## Do this
Keep only the lines of the data below that contain "frac", and copy them.
## start Record set
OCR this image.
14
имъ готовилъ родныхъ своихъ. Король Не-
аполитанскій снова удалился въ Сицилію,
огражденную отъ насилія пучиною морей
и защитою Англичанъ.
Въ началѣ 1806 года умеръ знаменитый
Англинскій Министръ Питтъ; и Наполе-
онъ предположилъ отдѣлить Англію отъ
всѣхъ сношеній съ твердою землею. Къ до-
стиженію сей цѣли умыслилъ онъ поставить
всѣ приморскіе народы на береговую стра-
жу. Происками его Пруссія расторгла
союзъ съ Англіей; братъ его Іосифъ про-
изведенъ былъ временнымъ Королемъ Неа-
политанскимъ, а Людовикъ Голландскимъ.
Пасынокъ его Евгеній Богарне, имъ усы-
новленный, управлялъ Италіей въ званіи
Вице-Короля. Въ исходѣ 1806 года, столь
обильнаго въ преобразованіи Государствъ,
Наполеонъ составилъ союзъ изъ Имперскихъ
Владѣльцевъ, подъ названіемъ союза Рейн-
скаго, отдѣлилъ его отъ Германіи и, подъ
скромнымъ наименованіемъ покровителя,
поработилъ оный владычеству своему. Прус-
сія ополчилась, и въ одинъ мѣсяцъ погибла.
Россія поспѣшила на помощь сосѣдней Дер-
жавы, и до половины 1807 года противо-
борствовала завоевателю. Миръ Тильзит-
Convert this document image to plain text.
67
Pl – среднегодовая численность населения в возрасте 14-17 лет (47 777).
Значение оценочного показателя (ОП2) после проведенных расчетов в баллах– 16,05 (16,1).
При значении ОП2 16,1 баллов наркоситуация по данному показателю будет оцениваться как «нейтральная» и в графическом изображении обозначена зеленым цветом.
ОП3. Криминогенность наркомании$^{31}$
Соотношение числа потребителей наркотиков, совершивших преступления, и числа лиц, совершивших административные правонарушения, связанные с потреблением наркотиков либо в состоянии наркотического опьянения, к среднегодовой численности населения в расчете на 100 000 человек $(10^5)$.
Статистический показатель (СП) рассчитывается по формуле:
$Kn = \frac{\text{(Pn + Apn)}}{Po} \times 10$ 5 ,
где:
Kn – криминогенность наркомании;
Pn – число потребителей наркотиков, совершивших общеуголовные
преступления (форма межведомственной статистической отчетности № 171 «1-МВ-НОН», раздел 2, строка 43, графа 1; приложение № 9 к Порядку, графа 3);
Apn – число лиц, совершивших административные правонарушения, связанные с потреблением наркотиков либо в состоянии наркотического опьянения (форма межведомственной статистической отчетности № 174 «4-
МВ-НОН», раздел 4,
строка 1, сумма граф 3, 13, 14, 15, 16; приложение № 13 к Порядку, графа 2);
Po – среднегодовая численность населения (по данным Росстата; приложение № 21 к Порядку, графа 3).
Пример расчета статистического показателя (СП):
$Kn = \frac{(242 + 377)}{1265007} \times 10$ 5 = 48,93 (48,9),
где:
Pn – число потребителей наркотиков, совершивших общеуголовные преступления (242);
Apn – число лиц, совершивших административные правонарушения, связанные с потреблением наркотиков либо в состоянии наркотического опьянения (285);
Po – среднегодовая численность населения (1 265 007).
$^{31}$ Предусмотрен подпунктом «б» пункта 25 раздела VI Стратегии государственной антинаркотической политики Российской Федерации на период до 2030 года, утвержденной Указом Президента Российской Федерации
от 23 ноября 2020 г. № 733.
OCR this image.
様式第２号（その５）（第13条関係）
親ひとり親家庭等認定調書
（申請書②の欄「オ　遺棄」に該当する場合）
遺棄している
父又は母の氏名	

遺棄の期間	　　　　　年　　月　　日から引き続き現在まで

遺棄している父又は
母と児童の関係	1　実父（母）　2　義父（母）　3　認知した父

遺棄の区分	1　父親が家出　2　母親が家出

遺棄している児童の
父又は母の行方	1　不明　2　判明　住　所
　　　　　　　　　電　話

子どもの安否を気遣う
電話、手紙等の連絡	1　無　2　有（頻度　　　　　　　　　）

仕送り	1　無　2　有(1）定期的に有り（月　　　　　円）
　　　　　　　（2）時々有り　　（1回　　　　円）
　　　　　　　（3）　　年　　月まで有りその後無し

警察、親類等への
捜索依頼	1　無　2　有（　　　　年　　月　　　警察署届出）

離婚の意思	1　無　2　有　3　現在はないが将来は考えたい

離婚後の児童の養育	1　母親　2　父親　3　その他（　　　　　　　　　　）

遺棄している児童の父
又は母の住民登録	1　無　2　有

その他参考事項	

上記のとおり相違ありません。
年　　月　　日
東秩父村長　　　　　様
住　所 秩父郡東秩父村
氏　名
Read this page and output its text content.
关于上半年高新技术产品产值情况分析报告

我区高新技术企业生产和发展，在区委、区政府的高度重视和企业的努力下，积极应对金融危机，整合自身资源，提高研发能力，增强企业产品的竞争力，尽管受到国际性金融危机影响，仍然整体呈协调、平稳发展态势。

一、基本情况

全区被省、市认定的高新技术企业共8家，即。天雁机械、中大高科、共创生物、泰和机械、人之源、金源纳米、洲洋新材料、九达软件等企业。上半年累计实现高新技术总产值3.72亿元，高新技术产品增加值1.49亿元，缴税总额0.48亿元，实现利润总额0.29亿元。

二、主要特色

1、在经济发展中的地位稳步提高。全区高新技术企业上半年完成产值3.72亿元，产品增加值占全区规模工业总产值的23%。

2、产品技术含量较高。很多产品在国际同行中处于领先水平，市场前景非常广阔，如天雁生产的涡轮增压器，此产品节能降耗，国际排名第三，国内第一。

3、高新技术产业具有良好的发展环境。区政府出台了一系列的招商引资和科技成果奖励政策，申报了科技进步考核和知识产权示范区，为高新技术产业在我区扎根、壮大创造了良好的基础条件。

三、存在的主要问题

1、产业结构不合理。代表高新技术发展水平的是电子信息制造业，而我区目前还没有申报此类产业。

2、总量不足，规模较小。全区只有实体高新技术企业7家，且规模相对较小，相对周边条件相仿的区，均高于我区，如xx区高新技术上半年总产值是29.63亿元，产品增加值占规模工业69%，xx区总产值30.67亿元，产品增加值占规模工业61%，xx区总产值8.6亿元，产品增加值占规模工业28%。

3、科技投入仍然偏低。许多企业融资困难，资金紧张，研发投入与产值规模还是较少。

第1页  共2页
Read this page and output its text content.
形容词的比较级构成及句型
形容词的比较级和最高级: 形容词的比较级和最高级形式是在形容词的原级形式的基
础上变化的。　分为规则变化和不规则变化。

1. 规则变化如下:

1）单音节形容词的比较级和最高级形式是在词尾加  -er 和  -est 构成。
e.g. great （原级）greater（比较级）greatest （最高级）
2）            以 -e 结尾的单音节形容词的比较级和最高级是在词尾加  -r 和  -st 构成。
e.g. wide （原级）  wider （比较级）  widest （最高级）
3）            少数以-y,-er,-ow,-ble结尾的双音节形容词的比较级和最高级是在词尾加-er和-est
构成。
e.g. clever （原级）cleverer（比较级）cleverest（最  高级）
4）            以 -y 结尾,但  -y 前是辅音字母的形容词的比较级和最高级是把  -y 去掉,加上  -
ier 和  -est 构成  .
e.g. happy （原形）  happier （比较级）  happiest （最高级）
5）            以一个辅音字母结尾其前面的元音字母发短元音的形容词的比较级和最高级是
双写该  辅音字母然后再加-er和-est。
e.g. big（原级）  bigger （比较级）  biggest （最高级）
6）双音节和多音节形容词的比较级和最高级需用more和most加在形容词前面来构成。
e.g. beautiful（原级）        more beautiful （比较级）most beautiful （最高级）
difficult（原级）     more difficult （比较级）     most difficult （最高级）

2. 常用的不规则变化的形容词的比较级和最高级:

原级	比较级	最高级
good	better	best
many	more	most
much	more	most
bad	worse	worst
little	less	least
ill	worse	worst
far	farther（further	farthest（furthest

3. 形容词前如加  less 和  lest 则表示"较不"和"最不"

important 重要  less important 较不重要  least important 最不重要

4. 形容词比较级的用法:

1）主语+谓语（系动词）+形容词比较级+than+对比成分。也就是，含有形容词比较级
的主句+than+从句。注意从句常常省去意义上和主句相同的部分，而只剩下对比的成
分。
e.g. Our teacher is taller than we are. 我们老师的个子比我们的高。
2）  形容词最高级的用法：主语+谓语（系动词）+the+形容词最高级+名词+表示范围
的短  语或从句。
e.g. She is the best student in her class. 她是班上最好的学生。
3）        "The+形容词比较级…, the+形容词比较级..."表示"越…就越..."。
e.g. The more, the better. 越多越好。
## end Record set
## Answer below
$Kn = \frac{\text{(Pn + Apn)}}{Po} \times 10$ 5 ,
$Kn = \frac{(242 + 377)}{1265007} \times 10$ 5 = 48,93 (48,9),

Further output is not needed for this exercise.